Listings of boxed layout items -
★ ★ ★ ★

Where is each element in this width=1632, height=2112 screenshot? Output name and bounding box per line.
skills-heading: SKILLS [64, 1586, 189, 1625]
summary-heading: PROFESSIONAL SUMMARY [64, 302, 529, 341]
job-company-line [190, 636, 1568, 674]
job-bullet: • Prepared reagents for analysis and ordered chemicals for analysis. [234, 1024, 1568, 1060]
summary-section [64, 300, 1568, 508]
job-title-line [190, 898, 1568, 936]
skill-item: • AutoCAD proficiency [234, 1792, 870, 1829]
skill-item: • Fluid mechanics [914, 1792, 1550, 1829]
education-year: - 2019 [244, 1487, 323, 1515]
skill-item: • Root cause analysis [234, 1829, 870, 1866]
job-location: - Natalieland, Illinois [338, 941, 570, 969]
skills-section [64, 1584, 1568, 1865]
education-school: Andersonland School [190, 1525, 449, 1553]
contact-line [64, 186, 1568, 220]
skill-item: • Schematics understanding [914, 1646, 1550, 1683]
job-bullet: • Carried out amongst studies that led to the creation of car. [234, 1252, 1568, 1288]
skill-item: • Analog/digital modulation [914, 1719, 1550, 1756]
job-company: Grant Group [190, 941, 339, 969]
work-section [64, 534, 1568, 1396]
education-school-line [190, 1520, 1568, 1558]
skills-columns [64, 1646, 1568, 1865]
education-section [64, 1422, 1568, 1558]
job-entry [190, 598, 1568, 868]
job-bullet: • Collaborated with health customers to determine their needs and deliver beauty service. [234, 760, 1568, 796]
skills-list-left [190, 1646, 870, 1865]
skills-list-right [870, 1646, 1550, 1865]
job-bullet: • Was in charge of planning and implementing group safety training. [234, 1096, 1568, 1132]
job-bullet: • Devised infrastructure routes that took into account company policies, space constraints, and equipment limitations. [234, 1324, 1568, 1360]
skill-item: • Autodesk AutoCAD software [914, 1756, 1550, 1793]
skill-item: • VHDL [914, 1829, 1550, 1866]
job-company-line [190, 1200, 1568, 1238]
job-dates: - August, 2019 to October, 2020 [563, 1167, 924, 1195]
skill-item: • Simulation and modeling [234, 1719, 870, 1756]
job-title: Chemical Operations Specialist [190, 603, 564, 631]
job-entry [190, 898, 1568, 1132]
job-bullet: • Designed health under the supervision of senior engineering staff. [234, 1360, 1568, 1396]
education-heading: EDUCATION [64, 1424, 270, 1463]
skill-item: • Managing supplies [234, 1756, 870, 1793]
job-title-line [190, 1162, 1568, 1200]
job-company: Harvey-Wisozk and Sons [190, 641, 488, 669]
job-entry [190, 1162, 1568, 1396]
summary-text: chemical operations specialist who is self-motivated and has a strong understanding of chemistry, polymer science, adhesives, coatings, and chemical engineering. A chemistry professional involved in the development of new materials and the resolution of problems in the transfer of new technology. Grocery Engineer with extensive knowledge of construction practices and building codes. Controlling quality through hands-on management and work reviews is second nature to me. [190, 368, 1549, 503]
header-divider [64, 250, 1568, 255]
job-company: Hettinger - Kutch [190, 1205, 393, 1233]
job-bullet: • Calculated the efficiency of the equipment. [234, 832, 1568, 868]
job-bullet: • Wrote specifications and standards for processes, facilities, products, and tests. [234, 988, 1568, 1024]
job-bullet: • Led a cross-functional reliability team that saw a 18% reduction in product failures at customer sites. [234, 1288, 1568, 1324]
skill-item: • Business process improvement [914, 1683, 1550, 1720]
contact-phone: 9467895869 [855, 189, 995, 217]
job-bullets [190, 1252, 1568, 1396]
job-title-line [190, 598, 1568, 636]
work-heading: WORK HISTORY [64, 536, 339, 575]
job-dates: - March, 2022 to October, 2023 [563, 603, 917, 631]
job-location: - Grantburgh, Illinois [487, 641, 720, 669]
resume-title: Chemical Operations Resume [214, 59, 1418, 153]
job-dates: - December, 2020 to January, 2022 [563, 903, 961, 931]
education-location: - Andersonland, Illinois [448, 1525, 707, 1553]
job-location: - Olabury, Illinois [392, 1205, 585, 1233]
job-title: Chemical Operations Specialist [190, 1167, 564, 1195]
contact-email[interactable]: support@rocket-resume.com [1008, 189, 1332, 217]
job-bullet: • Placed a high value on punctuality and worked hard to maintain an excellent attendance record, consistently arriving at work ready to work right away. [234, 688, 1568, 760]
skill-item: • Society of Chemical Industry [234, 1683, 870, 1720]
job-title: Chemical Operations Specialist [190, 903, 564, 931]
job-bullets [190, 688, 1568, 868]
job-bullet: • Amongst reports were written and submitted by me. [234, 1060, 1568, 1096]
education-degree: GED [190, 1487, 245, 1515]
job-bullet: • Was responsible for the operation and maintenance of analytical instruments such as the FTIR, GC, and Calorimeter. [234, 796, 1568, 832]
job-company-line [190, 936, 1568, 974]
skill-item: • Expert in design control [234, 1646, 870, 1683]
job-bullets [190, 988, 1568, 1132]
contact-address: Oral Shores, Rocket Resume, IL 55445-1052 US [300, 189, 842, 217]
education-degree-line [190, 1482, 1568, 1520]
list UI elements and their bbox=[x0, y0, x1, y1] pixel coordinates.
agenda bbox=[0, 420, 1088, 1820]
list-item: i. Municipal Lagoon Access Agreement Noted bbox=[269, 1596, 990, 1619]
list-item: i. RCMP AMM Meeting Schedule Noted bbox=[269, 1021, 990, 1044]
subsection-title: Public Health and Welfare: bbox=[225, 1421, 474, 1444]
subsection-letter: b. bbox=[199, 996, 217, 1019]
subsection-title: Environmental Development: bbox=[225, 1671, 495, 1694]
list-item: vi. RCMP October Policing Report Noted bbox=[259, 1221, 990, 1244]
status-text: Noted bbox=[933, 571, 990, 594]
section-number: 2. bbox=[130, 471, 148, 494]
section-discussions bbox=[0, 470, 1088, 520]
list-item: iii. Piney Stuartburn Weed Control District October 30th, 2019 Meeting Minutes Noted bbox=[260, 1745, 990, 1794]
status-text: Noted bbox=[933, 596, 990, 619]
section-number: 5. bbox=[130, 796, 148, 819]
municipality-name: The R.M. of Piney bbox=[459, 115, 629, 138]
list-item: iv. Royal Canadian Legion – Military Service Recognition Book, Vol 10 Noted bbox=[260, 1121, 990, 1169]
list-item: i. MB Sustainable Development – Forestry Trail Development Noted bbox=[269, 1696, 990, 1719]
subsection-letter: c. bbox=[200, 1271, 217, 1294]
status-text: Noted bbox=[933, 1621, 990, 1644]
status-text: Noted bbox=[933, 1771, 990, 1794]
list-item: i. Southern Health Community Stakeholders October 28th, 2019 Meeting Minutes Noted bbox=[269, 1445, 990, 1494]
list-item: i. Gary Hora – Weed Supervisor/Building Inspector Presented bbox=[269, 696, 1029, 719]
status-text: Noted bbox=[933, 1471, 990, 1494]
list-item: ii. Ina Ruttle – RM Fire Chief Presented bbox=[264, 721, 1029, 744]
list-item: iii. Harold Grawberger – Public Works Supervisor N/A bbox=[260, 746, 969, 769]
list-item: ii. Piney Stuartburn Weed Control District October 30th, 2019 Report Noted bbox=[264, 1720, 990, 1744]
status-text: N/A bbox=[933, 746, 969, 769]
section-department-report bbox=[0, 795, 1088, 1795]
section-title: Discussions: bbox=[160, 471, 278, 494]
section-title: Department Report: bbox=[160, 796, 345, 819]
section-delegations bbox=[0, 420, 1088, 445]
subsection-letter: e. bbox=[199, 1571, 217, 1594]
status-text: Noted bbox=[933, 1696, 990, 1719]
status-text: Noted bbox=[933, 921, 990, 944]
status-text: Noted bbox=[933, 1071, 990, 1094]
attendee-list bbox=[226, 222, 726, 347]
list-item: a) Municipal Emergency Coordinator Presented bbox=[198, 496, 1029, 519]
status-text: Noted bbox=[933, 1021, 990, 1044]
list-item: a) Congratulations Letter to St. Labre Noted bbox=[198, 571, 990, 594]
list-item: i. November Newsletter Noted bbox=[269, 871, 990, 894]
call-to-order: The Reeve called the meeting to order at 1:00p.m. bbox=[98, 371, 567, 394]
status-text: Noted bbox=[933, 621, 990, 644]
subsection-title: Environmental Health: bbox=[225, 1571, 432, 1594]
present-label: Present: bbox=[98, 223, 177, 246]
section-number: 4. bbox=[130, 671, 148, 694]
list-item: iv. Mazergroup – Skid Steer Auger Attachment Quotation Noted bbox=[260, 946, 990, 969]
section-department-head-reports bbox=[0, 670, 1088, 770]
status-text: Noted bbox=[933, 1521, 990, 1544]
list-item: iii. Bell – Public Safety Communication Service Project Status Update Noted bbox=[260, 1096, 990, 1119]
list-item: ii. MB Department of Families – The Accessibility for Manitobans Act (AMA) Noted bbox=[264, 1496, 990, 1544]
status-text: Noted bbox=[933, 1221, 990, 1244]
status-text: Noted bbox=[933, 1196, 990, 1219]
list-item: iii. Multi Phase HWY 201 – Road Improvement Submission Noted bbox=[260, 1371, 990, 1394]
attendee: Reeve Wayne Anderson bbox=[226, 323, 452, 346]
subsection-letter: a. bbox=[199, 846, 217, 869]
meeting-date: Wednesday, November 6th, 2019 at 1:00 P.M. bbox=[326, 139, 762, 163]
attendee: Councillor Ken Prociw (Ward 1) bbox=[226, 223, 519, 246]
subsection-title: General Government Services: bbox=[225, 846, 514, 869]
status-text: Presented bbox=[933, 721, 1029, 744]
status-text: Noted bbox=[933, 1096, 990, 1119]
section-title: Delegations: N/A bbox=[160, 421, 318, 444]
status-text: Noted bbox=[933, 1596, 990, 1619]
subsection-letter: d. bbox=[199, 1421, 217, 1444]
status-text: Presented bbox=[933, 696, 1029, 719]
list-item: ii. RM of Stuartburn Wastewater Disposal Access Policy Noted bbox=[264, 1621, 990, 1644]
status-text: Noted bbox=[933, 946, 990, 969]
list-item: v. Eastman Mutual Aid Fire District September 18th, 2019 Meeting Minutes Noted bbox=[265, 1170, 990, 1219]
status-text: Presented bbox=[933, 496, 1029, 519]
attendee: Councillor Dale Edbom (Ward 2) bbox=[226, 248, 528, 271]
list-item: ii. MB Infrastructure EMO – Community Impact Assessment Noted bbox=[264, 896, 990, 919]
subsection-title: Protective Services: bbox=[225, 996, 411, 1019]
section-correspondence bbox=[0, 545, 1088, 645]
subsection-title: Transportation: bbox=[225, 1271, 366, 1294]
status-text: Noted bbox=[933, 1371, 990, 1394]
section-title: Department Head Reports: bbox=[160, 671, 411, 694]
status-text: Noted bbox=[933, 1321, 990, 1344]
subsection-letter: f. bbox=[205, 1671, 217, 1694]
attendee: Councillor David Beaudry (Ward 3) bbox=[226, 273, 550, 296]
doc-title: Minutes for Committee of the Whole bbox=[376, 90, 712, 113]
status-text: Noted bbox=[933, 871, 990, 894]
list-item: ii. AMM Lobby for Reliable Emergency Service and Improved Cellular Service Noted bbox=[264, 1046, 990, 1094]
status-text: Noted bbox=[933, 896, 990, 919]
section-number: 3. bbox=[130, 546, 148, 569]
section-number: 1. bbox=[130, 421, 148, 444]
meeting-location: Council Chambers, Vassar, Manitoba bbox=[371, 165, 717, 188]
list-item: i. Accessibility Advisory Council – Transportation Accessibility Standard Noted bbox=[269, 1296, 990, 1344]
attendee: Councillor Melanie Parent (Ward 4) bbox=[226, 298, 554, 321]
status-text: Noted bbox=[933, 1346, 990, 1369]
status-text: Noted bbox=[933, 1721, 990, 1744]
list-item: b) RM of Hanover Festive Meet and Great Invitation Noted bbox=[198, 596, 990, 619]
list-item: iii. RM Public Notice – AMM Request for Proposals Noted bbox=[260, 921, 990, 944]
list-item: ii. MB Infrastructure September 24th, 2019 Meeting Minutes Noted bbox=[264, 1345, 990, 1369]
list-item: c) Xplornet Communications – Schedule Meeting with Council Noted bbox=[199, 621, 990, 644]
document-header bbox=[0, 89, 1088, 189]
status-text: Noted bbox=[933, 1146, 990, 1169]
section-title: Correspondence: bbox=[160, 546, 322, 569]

★ ★ ★ ★

The request -
Could you repeat the entries verbatim, starting with their first line and going on through the line containing "education-section [64, 1422, 1568, 1558]", with both of those lines included?

Answer for the task -
Where is each element in this width=1632, height=2112 screenshot? Output name and bounding box per line.
skills-heading: SKILLS [64, 1586, 189, 1625]
summary-heading: PROFESSIONAL SUMMARY [64, 302, 529, 341]
job-company-line [190, 636, 1568, 674]
job-bullet: • Prepared reagents for analysis and ordered chemicals for analysis. [234, 1024, 1568, 1060]
summary-section [64, 300, 1568, 508]
job-title-line [190, 898, 1568, 936]
skill-item: • AutoCAD proficiency [234, 1792, 870, 1829]
skill-item: • Fluid mechanics [914, 1792, 1550, 1829]
education-year: - 2019 [244, 1487, 323, 1515]
skill-item: • Root cause analysis [234, 1829, 870, 1866]
job-location: - Natalieland, Illinois [338, 941, 570, 969]
skills-section [64, 1584, 1568, 1865]
education-school: Andersonland School [190, 1525, 449, 1553]
contact-line [64, 186, 1568, 220]
skill-item: • Schematics understanding [914, 1646, 1550, 1683]
job-bullet: • Carried out amongst studies that led to the creation of car. [234, 1252, 1568, 1288]
skill-item: • Analog/digital modulation [914, 1719, 1550, 1756]
job-company: Grant Group [190, 941, 339, 969]
work-section [64, 534, 1568, 1396]
education-school-line [190, 1520, 1568, 1558]
skills-columns [64, 1646, 1568, 1865]
education-section [64, 1422, 1568, 1558]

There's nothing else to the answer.